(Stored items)

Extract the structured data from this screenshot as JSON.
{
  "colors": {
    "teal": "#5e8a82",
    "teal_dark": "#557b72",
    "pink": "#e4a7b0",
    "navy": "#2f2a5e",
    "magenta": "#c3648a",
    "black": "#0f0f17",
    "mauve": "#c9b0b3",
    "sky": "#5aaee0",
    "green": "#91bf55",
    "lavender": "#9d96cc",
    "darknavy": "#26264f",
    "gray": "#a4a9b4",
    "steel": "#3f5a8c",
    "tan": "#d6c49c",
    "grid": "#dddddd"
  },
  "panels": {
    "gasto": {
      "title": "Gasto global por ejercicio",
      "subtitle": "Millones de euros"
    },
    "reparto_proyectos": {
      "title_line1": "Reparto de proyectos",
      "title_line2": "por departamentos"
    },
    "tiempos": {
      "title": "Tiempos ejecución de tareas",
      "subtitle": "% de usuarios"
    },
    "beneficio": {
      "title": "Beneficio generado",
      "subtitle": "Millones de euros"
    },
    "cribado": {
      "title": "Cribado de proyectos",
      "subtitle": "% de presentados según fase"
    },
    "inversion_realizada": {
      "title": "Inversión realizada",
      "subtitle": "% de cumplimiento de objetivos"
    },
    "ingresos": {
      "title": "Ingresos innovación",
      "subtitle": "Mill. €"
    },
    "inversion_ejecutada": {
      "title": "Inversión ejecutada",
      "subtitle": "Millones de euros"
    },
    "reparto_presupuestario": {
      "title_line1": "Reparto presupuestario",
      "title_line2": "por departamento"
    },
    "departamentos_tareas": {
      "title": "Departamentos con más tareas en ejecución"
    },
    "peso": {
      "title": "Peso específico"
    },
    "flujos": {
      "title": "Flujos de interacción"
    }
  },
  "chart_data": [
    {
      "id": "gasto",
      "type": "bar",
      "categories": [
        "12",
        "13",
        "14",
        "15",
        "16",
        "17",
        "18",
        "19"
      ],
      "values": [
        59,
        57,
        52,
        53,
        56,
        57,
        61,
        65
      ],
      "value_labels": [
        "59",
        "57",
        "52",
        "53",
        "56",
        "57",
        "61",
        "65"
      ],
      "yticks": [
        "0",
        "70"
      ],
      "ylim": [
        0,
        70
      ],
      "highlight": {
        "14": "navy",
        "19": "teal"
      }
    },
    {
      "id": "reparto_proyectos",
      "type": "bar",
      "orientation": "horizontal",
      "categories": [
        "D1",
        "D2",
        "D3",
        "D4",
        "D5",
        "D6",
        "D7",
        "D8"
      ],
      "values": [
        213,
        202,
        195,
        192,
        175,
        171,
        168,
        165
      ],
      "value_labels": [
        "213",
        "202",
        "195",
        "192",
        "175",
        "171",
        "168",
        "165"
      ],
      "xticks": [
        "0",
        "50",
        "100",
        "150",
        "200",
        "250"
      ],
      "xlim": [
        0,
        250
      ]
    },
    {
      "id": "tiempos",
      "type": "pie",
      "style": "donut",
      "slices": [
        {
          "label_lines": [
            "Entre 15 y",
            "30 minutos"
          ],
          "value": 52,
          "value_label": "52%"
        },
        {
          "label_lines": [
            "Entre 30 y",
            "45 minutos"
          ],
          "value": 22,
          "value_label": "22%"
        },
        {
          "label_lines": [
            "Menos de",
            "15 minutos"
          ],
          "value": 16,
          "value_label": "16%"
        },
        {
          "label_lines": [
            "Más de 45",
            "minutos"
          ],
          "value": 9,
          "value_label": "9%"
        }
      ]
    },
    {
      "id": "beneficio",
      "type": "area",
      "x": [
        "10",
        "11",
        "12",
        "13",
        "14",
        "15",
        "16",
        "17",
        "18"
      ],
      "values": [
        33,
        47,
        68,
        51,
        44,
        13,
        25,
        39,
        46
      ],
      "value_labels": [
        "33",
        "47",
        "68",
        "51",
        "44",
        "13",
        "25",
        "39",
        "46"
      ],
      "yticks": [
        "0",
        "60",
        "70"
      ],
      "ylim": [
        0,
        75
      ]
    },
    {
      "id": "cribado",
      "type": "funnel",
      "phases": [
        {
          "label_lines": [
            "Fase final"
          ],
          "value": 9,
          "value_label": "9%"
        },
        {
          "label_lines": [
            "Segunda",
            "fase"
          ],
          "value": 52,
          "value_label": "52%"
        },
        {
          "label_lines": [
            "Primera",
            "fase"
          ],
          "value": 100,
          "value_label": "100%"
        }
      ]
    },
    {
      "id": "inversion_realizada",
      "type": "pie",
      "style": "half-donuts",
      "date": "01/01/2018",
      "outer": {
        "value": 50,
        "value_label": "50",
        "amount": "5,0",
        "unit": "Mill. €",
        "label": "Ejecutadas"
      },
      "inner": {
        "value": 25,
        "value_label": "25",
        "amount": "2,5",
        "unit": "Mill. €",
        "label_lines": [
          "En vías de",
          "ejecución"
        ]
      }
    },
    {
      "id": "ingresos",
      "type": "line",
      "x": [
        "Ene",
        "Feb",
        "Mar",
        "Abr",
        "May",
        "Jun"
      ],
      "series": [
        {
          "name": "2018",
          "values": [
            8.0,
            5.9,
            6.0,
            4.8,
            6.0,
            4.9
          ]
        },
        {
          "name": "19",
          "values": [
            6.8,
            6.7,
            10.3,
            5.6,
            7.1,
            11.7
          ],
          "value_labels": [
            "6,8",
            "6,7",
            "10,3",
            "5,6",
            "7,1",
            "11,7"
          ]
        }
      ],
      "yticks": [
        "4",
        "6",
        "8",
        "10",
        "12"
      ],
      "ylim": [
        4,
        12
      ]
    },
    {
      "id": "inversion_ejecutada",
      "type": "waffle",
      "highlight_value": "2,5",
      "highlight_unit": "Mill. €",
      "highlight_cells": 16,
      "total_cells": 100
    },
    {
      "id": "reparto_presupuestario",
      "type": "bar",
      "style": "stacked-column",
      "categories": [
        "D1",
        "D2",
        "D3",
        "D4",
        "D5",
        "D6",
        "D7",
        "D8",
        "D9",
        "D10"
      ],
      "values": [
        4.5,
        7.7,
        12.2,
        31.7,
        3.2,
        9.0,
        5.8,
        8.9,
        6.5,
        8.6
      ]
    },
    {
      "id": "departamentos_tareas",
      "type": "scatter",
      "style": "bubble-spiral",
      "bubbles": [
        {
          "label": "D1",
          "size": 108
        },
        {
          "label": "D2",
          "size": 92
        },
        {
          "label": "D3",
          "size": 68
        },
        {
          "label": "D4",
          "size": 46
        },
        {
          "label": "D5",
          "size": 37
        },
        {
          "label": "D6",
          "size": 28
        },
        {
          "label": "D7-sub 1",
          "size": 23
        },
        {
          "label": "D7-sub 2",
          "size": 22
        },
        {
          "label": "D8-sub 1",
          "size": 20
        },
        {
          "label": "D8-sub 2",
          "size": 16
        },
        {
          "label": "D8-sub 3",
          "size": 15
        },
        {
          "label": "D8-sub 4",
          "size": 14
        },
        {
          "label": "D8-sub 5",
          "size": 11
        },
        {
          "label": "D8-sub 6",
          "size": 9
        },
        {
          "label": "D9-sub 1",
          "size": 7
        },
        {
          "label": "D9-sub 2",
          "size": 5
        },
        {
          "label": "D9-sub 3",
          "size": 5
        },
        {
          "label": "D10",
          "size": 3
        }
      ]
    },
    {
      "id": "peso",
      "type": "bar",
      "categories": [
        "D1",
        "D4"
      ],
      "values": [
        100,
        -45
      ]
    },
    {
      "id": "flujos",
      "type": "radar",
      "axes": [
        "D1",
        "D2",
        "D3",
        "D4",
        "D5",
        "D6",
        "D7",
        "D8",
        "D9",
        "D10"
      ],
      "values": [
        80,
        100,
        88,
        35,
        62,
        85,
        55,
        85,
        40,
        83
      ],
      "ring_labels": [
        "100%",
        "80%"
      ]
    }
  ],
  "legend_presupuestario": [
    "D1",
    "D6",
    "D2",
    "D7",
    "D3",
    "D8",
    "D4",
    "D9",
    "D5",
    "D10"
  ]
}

### [REQUIRED WORK]
Pick every line with "style" in it and copy it.

### [RESULT OF THIS TASK]
      "style": "donut",
      "style": "half-donuts",
      "style": "stacked-column",
      "style": "bubble-spiral",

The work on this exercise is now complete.